Records for processing:
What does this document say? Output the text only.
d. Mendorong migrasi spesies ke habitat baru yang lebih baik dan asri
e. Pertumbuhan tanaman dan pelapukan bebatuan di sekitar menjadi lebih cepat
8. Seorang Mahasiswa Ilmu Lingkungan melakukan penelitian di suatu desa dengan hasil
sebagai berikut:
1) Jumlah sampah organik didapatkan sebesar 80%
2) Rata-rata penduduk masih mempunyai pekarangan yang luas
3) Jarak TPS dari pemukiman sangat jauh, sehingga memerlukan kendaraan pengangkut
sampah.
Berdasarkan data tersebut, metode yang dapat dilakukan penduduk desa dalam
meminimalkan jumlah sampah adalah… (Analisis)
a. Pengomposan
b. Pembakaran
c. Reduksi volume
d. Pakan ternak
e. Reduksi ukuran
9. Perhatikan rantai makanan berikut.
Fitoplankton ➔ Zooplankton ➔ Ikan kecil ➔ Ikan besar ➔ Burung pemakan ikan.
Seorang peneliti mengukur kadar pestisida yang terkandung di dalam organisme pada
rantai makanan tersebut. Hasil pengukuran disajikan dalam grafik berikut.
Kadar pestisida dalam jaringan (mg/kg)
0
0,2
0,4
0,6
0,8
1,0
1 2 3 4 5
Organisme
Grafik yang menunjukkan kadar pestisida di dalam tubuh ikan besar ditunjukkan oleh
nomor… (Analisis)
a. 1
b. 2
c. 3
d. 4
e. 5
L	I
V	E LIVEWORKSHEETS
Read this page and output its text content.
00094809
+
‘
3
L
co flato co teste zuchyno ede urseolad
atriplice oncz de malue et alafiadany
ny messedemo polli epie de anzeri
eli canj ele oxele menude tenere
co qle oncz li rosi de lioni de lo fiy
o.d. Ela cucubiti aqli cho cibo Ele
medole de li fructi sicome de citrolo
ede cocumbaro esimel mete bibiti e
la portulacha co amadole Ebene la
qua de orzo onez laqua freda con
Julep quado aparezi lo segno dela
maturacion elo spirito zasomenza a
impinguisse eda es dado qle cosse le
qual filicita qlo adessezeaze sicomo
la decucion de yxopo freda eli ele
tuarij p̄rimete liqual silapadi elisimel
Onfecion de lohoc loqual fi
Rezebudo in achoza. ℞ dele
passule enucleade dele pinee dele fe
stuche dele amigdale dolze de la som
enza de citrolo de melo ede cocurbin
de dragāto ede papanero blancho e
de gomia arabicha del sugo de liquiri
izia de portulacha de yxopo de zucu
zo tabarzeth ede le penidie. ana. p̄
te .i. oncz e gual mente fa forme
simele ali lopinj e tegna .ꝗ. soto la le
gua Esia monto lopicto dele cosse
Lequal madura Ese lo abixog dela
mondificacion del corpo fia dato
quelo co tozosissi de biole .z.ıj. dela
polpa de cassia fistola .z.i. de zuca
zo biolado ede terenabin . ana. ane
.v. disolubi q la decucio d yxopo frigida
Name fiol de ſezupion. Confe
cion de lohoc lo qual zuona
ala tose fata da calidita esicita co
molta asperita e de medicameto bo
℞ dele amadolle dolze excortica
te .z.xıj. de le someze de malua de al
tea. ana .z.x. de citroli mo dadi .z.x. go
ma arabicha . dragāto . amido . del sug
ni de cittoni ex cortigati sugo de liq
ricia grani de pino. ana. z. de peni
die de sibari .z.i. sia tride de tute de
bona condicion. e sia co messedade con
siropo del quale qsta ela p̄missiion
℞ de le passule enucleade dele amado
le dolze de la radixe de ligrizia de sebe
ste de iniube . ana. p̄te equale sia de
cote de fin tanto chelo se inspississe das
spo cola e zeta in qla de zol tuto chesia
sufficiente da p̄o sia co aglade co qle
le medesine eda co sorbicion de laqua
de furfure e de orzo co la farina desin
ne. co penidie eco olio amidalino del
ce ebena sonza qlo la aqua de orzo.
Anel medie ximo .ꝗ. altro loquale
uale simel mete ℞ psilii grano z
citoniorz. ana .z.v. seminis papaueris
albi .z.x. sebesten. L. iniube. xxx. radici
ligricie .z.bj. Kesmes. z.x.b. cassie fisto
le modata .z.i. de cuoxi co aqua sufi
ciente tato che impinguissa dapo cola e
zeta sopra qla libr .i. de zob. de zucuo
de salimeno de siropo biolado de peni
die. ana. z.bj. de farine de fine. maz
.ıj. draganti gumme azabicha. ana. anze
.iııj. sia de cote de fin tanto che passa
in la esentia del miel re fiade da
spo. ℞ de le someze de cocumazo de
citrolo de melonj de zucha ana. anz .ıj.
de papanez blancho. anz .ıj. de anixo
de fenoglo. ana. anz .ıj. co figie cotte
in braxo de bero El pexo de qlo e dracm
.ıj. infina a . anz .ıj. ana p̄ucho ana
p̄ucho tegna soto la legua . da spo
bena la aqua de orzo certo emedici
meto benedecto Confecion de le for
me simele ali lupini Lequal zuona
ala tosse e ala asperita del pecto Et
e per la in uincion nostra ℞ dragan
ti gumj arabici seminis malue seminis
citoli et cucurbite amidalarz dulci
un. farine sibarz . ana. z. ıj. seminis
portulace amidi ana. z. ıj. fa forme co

Request: Reproduce the records in full, exactly as written.

Response to the exercise:
What does this document say? Output the text only.
d. Mendorong migrasi spesies ke habitat baru yang lebih baik dan asri
e. Pertumbuhan tanaman dan pelapukan bebatuan di sekitar menjadi lebih cepat
8. Seorang Mahasiswa Ilmu Lingkungan melakukan penelitian di suatu desa dengan hasil
sebagai berikut:
1) Jumlah sampah organik didapatkan sebesar 80%
2) Rata-rata penduduk masih mempunyai pekarangan yang luas
3) Jarak TPS dari pemukiman sangat jauh, sehingga memerlukan kendaraan pengangkut
sampah.
Berdasarkan data tersebut, metode yang dapat dilakukan penduduk desa dalam
meminimalkan jumlah sampah adalah… (Analisis)
a. Pengomposan
b. Pembakaran
c. Reduksi volume
d. Pakan ternak
e. Reduksi ukuran
9. Perhatikan rantai makanan berikut.
Fitoplankton ➔ Zooplankton ➔ Ikan kecil ➔ Ikan besar ➔ Burung pemakan ikan.
Seorang peneliti mengukur kadar pestisida yang terkandung di dalam organisme pada
rantai makanan tersebut. Hasil pengukuran disajikan dalam grafik berikut.
Kadar pestisida dalam jaringan (mg/kg)
0
0,2
0,4
0,6
0,8
1,0
1 2 3 4 5
Organisme
Grafik yang menunjukkan kadar pestisida di dalam tubuh ikan besar ditunjukkan oleh
nomor… (Analisis)
a. 1
b. 2
c. 3
d. 4
e. 5
L	I
V	E LIVEWORKSHEETS
Read this page and output its text content.
00094809
+
‘
3
L
co flato co teste zuchyno ede urseolad
atriplice oncz de malue et alafiadany
ny messedemo polli epie de anzeri
eli canj ele oxele menude tenere
co qle oncz li rosi de lioni de lo fiy
o.d. Ela cucubiti aqli cho cibo Ele
medole de li fructi sicome de citrolo
ede cocumbaro esimel mete bibiti e
la portulacha co amadole Ebene la
qua de orzo onez laqua freda con
Julep quado aparezi lo segno dela
maturacion elo spirito zasomenza a
impinguisse eda es dado qle cosse le
qual filicita qlo adessezeaze sicomo
la decucion de yxopo freda eli ele
tuarij p̄rimete liqual silapadi elisimel
Onfecion de lohoc loqual fi
Rezebudo in achoza. ℞ dele
passule enucleade dele pinee dele fe
stuche dele amigdale dolze de la som
enza de citrolo de melo ede cocurbin
de dragāto ede papanero blancho e
de gomia arabicha del sugo de liquiri
izia de portulacha de yxopo de zucu
zo tabarzeth ede le penidie. ana. p̄
te .i. oncz e gual mente fa forme
simele ali lopinj e tegna .ꝗ. soto la le
gua Esia monto lopicto dele cosse
Lequal madura Ese lo abixog dela
mondificacion del corpo fia dato
quelo co tozosissi de biole .z.ıj. dela
polpa de cassia fistola .z.i. de zuca
zo biolado ede terenabin . ana. ane
.v. disolubi q la decucio d yxopo frigida
Name fiol de ſezupion. Confe
cion de lohoc lo qual zuona
ala tose fata da calidita esicita co
molta asperita e de medicameto bo
℞ dele amadolle dolze excortica
te .z.xıj. de le someze de malua de al
tea. ana .z.x. de citroli mo dadi .z.x. go
ma arabicha . dragāto . amido . del sug
ni de cittoni ex cortigati sugo de liq
ricia grani de pino. ana. z. de peni
die de sibari .z.i. sia tride de tute de
bona condicion. e sia co messedade con
siropo del quale qsta ela p̄missiion
℞ de le passule enucleade dele amado
le dolze de la radixe de ligrizia de sebe
ste de iniube . ana. p̄te equale sia de
cote de fin tanto chelo se inspississe das
spo cola e zeta in qla de zol tuto chesia
sufficiente da p̄o sia co aglade co qle
le medesine eda co sorbicion de laqua
de furfure e de orzo co la farina desin
ne. co penidie eco olio amidalino del
ce ebena sonza qlo la aqua de orzo.
Anel medie ximo .ꝗ. altro loquale
uale simel mete ℞ psilii grano z
citoniorz. ana .z.v. seminis papaueris
albi .z.x. sebesten. L. iniube. xxx. radici
ligricie .z.bj. Kesmes. z.x.b. cassie fisto
le modata .z.i. de cuoxi co aqua sufi
ciente tato che impinguissa dapo cola e
zeta sopra qla libr .i. de zob. de zucuo
de salimeno de siropo biolado de peni
die. ana. z.bj. de farine de fine. maz
.ıj. draganti gumme azabicha. ana. anze
.iııj. sia de cote de fin tanto che passa
in la esentia del miel re fiade da
spo. ℞ de le someze de cocumazo de
citrolo de melonj de zucha ana. anz .ıj.
de papanez blancho. anz .ıj. de anixo
de fenoglo. ana. anz .ıj. co figie cotte
in braxo de bero El pexo de qlo e dracm
.ıj. infina a . anz .ıj. ana p̄ucho ana
p̄ucho tegna soto la legua . da spo
bena la aqua de orzo certo emedici
meto benedecto Confecion de le for
me simele ali lupini Lequal zuona
ala tosse e ala asperita del pecto Et
e per la in uincion nostra ℞ dragan
ti gumj arabici seminis malue seminis
citoli et cucurbite amidalarz dulci
un. farine sibarz . ana. z. ıj. seminis
portulace amidi ana. z. ıj. fa forme co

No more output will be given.